• Written instruction: Repeat the data word for word. Do not include the pictures.

• Supplied data:
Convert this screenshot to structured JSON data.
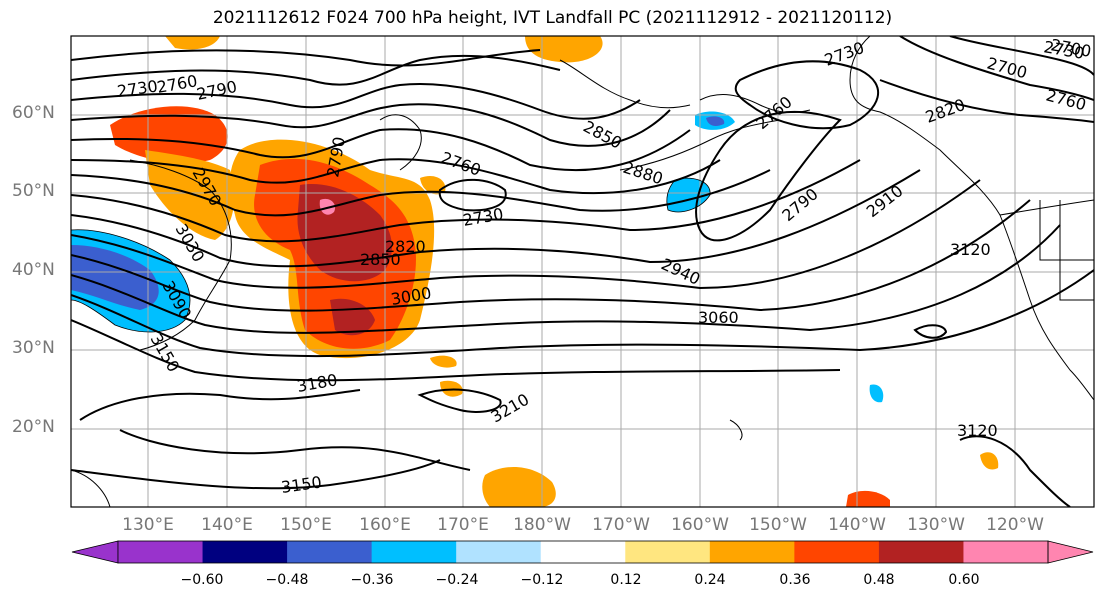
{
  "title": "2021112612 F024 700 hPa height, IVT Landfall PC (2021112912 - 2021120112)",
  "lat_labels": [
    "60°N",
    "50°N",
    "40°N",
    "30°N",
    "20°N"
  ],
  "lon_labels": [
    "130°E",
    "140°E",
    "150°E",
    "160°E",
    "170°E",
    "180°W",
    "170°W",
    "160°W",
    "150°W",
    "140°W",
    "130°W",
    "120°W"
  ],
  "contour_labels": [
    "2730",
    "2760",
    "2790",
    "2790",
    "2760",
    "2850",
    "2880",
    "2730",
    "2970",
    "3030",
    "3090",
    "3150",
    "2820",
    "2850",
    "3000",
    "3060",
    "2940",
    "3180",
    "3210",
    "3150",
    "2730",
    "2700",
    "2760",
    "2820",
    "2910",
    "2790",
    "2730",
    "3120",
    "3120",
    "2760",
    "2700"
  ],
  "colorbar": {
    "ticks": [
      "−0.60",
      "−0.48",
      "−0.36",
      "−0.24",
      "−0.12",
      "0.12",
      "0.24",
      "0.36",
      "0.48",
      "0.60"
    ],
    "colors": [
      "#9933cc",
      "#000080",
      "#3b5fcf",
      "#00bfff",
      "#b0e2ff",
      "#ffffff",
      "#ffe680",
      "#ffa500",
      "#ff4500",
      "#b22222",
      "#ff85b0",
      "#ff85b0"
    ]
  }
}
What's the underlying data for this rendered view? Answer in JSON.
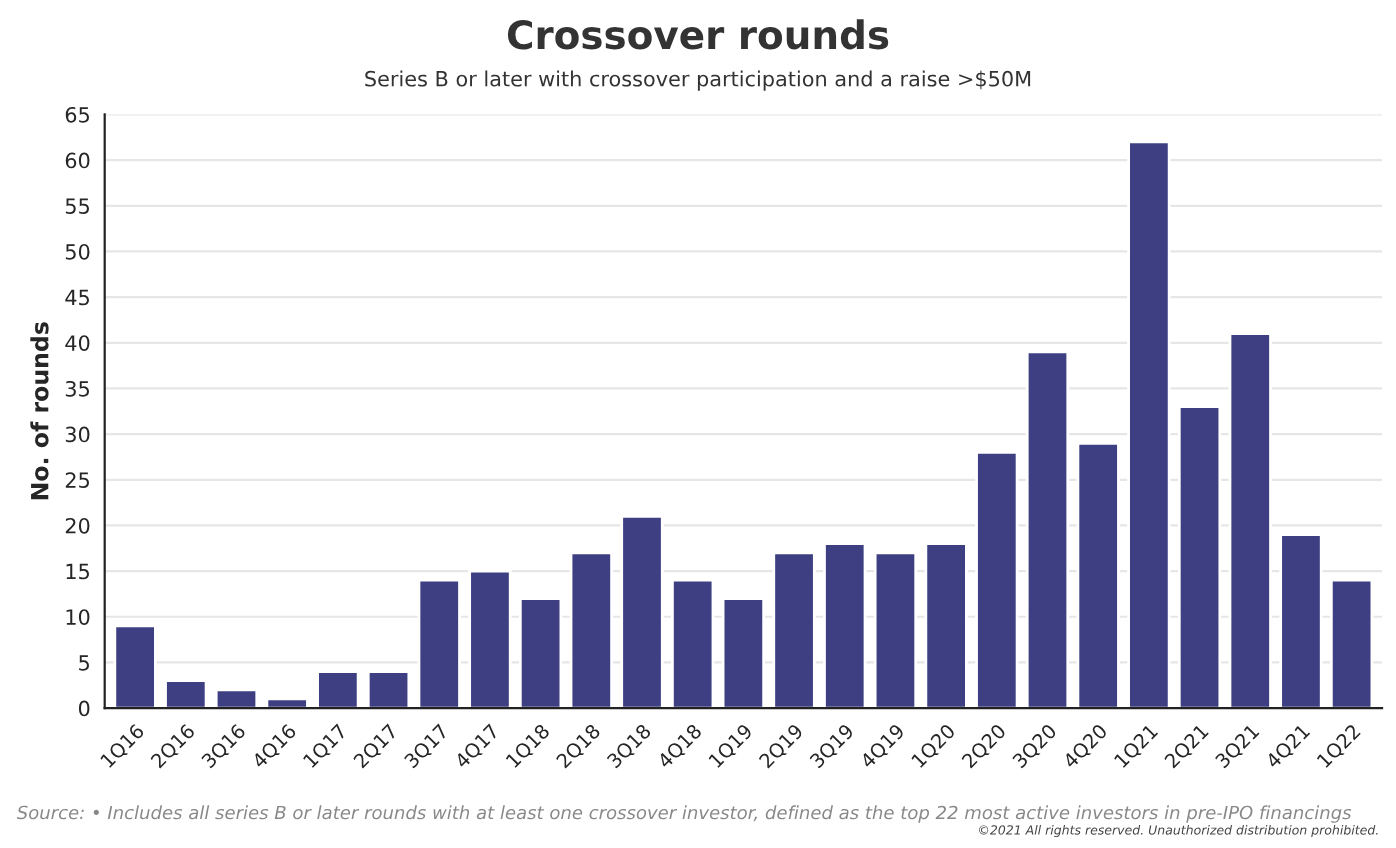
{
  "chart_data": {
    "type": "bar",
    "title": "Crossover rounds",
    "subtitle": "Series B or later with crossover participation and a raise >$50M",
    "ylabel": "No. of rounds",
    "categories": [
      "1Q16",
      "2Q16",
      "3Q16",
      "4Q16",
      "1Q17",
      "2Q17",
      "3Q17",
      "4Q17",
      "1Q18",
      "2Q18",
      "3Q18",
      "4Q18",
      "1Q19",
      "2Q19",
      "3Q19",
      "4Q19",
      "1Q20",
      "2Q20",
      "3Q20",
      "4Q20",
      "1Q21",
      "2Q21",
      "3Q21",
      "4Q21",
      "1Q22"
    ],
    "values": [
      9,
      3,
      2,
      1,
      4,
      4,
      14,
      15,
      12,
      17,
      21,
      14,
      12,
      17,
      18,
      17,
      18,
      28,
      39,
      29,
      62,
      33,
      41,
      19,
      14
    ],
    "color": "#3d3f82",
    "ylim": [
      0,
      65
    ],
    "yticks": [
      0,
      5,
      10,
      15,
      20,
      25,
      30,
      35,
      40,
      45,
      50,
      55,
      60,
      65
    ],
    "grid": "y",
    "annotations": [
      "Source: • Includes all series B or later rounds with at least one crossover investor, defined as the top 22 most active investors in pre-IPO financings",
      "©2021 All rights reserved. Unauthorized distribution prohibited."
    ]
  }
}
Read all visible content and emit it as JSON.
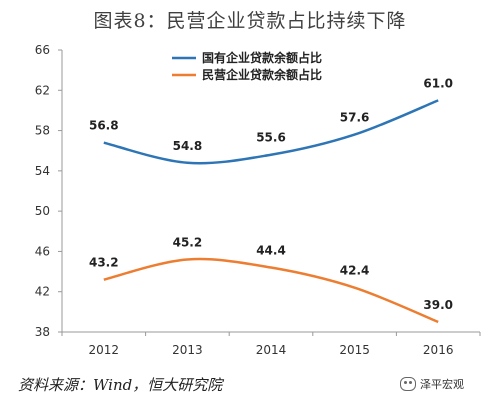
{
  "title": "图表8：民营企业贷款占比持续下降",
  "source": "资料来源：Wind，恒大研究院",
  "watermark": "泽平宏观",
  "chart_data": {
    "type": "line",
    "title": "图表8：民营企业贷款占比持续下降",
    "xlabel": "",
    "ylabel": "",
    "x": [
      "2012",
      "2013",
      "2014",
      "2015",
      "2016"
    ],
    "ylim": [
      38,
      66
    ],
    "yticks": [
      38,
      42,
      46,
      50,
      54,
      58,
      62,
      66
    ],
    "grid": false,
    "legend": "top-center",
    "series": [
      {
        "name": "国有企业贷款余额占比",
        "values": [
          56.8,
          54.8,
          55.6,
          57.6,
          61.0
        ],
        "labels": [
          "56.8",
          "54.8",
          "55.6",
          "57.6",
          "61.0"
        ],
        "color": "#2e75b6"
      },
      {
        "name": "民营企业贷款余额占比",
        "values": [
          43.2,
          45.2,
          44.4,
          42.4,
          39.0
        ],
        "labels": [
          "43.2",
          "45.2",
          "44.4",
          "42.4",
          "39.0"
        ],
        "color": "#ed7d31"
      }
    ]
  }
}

• Task result:
Convert this screenshot to structured JSON data.
{
  "title": "2021112612 F024 700 hPa height, IVT Landfall PC (2021112912 - 2021120112)",
  "lat_labels": [
    "60°N",
    "50°N",
    "40°N",
    "30°N",
    "20°N"
  ],
  "lon_labels": [
    "130°E",
    "140°E",
    "150°E",
    "160°E",
    "170°E",
    "180°W",
    "170°W",
    "160°W",
    "150°W",
    "140°W",
    "130°W",
    "120°W"
  ],
  "contour_labels": [
    "2730",
    "2760",
    "2790",
    "2790",
    "2760",
    "2850",
    "2880",
    "2730",
    "2970",
    "3030",
    "3090",
    "3150",
    "2820",
    "2850",
    "3000",
    "3060",
    "2940",
    "3180",
    "3210",
    "3150",
    "2730",
    "2700",
    "2760",
    "2820",
    "2910",
    "2790",
    "2730",
    "3120",
    "3120",
    "2760",
    "2700"
  ],
  "colorbar": {
    "ticks": [
      "−0.60",
      "−0.48",
      "−0.36",
      "−0.24",
      "−0.12",
      "0.12",
      "0.24",
      "0.36",
      "0.48",
      "0.60"
    ],
    "colors": [
      "#9933cc",
      "#000080",
      "#3b5fcf",
      "#00bfff",
      "#b0e2ff",
      "#ffffff",
      "#ffe680",
      "#ffa500",
      "#ff4500",
      "#b22222",
      "#ff85b0",
      "#ff85b0"
    ]
  }
}
What's the underlying data for this rendered view? Answer in JSON.
{
  "chart_data": {
    "type": "bar",
    "title": "Crossover rounds",
    "subtitle": "Series B or later with crossover participation and a raise >$50M",
    "ylabel": "No. of rounds",
    "categories": [
      "1Q16",
      "2Q16",
      "3Q16",
      "4Q16",
      "1Q17",
      "2Q17",
      "3Q17",
      "4Q17",
      "1Q18",
      "2Q18",
      "3Q18",
      "4Q18",
      "1Q19",
      "2Q19",
      "3Q19",
      "4Q19",
      "1Q20",
      "2Q20",
      "3Q20",
      "4Q20",
      "1Q21",
      "2Q21",
      "3Q21",
      "4Q21",
      "1Q22"
    ],
    "values": [
      9,
      3,
      2,
      1,
      4,
      4,
      14,
      15,
      12,
      17,
      21,
      14,
      12,
      17,
      18,
      17,
      18,
      28,
      39,
      29,
      62,
      33,
      41,
      19,
      14
    ],
    "color": "#3d3f82",
    "ylim": [
      0,
      65
    ],
    "yticks": [
      0,
      5,
      10,
      15,
      20,
      25,
      30,
      35,
      40,
      45,
      50,
      55,
      60,
      65
    ],
    "grid": "y",
    "annotations": [
      "Source: • Includes all series B or later rounds with at least one crossover investor, defined as the top 22 most active investors in pre-IPO financings",
      "©2021 All rights reserved. Unauthorized distribution prohibited."
    ]
  }
}
Read all visible content and emit it as JSON.
{
  "title": "图表8：民营企业贷款占比持续下降",
  "source": "资料来源：Wind，恒大研究院",
  "watermark": "泽平宏观",
  "chart_data": {
    "type": "line",
    "title": "图表8：民营企业贷款占比持续下降",
    "xlabel": "",
    "ylabel": "",
    "x": [
      "2012",
      "2013",
      "2014",
      "2015",
      "2016"
    ],
    "ylim": [
      38,
      66
    ],
    "yticks": [
      38,
      42,
      46,
      50,
      54,
      58,
      62,
      66
    ],
    "grid": false,
    "legend": "top-center",
    "series": [
      {
        "name": "国有企业贷款余额占比",
        "values": [
          56.8,
          54.8,
          55.6,
          57.6,
          61.0
        ],
        "labels": [
          "56.8",
          "54.8",
          "55.6",
          "57.6",
          "61.0"
        ],
        "color": "#2e75b6"
      },
      {
        "name": "民营企业贷款余额占比",
        "values": [
          43.2,
          45.2,
          44.4,
          42.4,
          39.0
        ],
        "labels": [
          "43.2",
          "45.2",
          "44.4",
          "42.4",
          "39.0"
        ],
        "color": "#ed7d31"
      }
    ]
  }
}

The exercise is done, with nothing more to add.